> Exercise goal
Every line must be returned precisely as it is written.

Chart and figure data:
---+---

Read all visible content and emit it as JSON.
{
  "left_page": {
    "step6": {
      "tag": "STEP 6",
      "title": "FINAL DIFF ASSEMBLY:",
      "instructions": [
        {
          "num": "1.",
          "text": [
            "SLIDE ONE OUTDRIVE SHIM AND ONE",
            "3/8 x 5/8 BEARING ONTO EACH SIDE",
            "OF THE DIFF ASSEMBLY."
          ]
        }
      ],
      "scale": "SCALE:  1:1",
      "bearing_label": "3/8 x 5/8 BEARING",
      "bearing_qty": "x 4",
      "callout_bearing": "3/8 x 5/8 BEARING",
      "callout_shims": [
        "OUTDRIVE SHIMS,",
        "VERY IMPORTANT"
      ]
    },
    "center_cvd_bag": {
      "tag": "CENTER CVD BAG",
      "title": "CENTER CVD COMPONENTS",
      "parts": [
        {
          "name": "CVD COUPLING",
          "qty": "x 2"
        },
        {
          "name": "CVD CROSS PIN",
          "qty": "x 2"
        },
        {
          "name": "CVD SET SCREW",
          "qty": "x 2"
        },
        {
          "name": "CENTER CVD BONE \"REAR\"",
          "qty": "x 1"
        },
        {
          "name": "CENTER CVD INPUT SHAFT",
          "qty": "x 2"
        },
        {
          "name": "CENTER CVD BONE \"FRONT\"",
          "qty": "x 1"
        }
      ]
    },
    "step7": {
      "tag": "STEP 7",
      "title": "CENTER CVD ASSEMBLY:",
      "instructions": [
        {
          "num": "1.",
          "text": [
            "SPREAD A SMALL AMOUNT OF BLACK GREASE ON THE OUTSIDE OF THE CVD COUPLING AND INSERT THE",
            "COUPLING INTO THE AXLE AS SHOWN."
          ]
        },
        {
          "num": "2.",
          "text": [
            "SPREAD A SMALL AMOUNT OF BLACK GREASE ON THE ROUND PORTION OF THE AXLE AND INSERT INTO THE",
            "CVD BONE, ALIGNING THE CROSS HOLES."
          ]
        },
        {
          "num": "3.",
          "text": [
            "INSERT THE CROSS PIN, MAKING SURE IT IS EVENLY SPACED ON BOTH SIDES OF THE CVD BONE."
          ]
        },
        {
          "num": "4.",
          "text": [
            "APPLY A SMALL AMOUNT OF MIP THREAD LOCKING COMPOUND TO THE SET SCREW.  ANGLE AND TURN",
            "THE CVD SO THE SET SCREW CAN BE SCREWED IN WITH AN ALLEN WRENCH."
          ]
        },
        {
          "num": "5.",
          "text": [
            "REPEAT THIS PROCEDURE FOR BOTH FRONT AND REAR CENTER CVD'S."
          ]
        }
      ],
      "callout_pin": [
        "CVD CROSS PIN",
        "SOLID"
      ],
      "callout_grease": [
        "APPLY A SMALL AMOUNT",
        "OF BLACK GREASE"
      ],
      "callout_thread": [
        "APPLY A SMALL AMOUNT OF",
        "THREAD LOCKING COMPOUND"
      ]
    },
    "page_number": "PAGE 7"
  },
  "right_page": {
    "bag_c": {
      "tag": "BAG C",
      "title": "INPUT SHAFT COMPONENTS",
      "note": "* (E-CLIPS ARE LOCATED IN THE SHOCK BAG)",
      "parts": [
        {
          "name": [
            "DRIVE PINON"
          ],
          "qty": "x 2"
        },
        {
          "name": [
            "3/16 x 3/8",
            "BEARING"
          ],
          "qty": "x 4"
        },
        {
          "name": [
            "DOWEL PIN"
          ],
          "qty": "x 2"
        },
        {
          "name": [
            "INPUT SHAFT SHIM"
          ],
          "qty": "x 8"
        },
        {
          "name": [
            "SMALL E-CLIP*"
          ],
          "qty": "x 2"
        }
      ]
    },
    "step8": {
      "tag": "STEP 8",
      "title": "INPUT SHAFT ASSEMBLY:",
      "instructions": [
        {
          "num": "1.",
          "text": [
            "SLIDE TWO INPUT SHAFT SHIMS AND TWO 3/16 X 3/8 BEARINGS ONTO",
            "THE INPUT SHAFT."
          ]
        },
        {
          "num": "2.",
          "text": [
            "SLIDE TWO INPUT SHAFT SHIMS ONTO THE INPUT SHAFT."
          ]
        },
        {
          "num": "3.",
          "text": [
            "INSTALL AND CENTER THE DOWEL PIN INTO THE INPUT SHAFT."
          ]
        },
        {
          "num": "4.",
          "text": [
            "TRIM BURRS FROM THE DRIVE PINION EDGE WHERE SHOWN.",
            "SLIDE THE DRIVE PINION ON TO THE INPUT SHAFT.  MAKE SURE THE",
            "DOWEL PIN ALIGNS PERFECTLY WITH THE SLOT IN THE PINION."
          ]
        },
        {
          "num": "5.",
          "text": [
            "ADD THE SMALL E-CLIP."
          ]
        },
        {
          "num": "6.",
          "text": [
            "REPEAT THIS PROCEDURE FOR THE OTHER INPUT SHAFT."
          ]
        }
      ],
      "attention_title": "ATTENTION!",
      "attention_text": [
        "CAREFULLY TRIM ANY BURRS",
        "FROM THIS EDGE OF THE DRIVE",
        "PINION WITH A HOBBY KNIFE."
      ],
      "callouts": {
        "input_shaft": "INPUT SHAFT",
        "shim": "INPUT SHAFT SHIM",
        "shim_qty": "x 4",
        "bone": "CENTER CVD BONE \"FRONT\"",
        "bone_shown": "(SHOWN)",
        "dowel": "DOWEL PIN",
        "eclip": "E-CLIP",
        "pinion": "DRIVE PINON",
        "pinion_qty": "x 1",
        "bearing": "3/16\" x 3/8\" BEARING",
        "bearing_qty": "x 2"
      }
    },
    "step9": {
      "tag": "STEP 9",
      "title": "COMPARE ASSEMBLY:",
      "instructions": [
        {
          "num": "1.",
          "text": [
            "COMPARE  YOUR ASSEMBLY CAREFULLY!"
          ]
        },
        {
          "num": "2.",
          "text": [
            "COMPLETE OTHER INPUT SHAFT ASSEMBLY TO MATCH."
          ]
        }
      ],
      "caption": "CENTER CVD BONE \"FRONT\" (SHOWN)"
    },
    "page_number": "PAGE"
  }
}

---+---

> Exercise result
Read all visible content and emit it as JSON.
{
  "left_page": {
    "step6": {
      "tag": "STEP 6",
      "title": "FINAL DIFF ASSEMBLY:",
      "instructions": [
        {
          "num": "1.",
          "text": [
            "SLIDE ONE OUTDRIVE SHIM AND ONE",
            "3/8 x 5/8 BEARING ONTO EACH SIDE",
            "OF THE DIFF ASSEMBLY."
          ]
        }
      ],
      "scale": "SCALE:  1:1",
      "bearing_label": "3/8 x 5/8 BEARING",
      "bearing_qty": "x 4",
      "callout_bearing": "3/8 x 5/8 BEARING",
      "callout_shims": [
        "OUTDRIVE SHIMS,",
        "VERY IMPORTANT"
      ]
    },
    "center_cvd_bag": {
      "tag": "CENTER CVD BAG",
      "title": "CENTER CVD COMPONENTS",
      "parts": [
        {
          "name": "CVD COUPLING",
          "qty": "x 2"
        },
        {
          "name": "CVD CROSS PIN",
          "qty": "x 2"
        },
        {
          "name": "CVD SET SCREW",
          "qty": "x 2"
        },
        {
          "name": "CENTER CVD BONE \"REAR\"",
          "qty": "x 1"
        },
        {
          "name": "CENTER CVD INPUT SHAFT",
          "qty": "x 2"
        },
        {
          "name": "CENTER CVD BONE \"FRONT\"",
          "qty": "x 1"
        }
      ]
    },
    "step7": {
      "tag": "STEP 7",
      "title": "CENTER CVD ASSEMBLY:",
      "instructions": [
        {
          "num": "1.",
          "text": [
            "SPREAD A SMALL AMOUNT OF BLACK GREASE ON THE OUTSIDE OF THE CVD COUPLING AND INSERT THE",
            "COUPLING INTO THE AXLE AS SHOWN."
          ]
        },
        {
          "num": "2.",
          "text": [
            "SPREAD A SMALL AMOUNT OF BLACK GREASE ON THE ROUND PORTION OF THE AXLE AND INSERT INTO THE",
            "CVD BONE, ALIGNING THE CROSS HOLES."
          ]
        },
        {
          "num": "3.",
          "text": [
            "INSERT THE CROSS PIN, MAKING SURE IT IS EVENLY SPACED ON BOTH SIDES OF THE CVD BONE."
          ]
        },
        {
          "num": "4.",
          "text": [
            "APPLY A SMALL AMOUNT OF MIP THREAD LOCKING COMPOUND TO THE SET SCREW.  ANGLE AND TURN",
            "THE CVD SO THE SET SCREW CAN BE SCREWED IN WITH AN ALLEN WRENCH."
          ]
        },
        {
          "num": "5.",
          "text": [
            "REPEAT THIS PROCEDURE FOR BOTH FRONT AND REAR CENTER CVD'S."
          ]
        }
      ],
      "callout_pin": [
        "CVD CROSS PIN",
        "SOLID"
      ],
      "callout_grease": [
        "APPLY A SMALL AMOUNT",
        "OF BLACK GREASE"
      ],
      "callout_thread": [
        "APPLY A SMALL AMOUNT OF",
        "THREAD LOCKING COMPOUND"
      ]
    },
    "page_number": "PAGE 7"
  },
  "right_page": {
    "bag_c": {
      "tag": "BAG C",
      "title": "INPUT SHAFT COMPONENTS",
      "note": "* (E-CLIPS ARE LOCATED IN THE SHOCK BAG)",
      "parts": [
        {
          "name": [
            "DRIVE PINON"
          ],
          "qty": "x 2"
        },
        {
          "name": [
            "3/16 x 3/8",
            "BEARING"
          ],
          "qty": "x 4"
        },
        {
          "name": [
            "DOWEL PIN"
          ],
          "qty": "x 2"
        },
        {
          "name": [
            "INPUT SHAFT SHIM"
          ],
          "qty": "x 8"
        },
        {
          "name": [
            "SMALL E-CLIP*"
          ],
          "qty": "x 2"
        }
      ]
    },
    "step8": {
      "tag": "STEP 8",
      "title": "INPUT SHAFT ASSEMBLY:",
      "instructions": [
        {
          "num": "1.",
          "text": [
            "SLIDE TWO INPUT SHAFT SHIMS AND TWO 3/16 X 3/8 BEARINGS ONTO",
            "THE INPUT SHAFT."
          ]
        },
        {
          "num": "2.",
          "text": [
            "SLIDE TWO INPUT SHAFT SHIMS ONTO THE INPUT SHAFT."
          ]
        },
        {
          "num": "3.",
          "text": [
            "INSTALL AND CENTER THE DOWEL PIN INTO THE INPUT SHAFT."
          ]
        },
        {
          "num": "4.",
          "text": [
            "TRIM BURRS FROM THE DRIVE PINION EDGE WHERE SHOWN.",
            "SLIDE THE DRIVE PINION ON TO THE INPUT SHAFT.  MAKE SURE THE",
            "DOWEL PIN ALIGNS PERFECTLY WITH THE SLOT IN THE PINION."
          ]
        },
        {
          "num": "5.",
          "text": [
            "ADD THE SMALL E-CLIP."
          ]
        },
        {
          "num": "6.",
          "text": [
            "REPEAT THIS PROCEDURE FOR THE OTHER INPUT SHAFT."
          ]
        }
      ],
      "attention_title": "ATTENTION!",
      "attention_text": [
        "CAREFULLY TRIM ANY BURRS",
        "FROM THIS EDGE OF THE DRIVE",
        "PINION WITH A HOBBY KNIFE."
      ],
      "callouts": {
        "input_shaft": "INPUT SHAFT",
        "shim": "INPUT SHAFT SHIM",
        "shim_qty": "x 4",
        "bone": "CENTER CVD BONE \"FRONT\"",
        "bone_shown": "(SHOWN)",
        "dowel": "DOWEL PIN",
        "eclip": "E-CLIP",
        "pinion": "DRIVE PINON",
        "pinion_qty": "x 1",
        "bearing": "3/16\" x 3/8\" BEARING",
        "bearing_qty": "x 2"
      }
    },
    "step9": {
      "tag": "STEP 9",
      "title": "COMPARE ASSEMBLY:",
      "instructions": [
        {
          "num": "1.",
          "text": [
            "COMPARE  YOUR ASSEMBLY CAREFULLY!"
          ]
        },
        {
          "num": "2.",
          "text": [
            "COMPLETE OTHER INPUT SHAFT ASSEMBLY TO MATCH."
          ]
        }
      ],
      "caption": "CENTER CVD BONE \"FRONT\" (SHOWN)"
    },
    "page_number": "PAGE"
  }
}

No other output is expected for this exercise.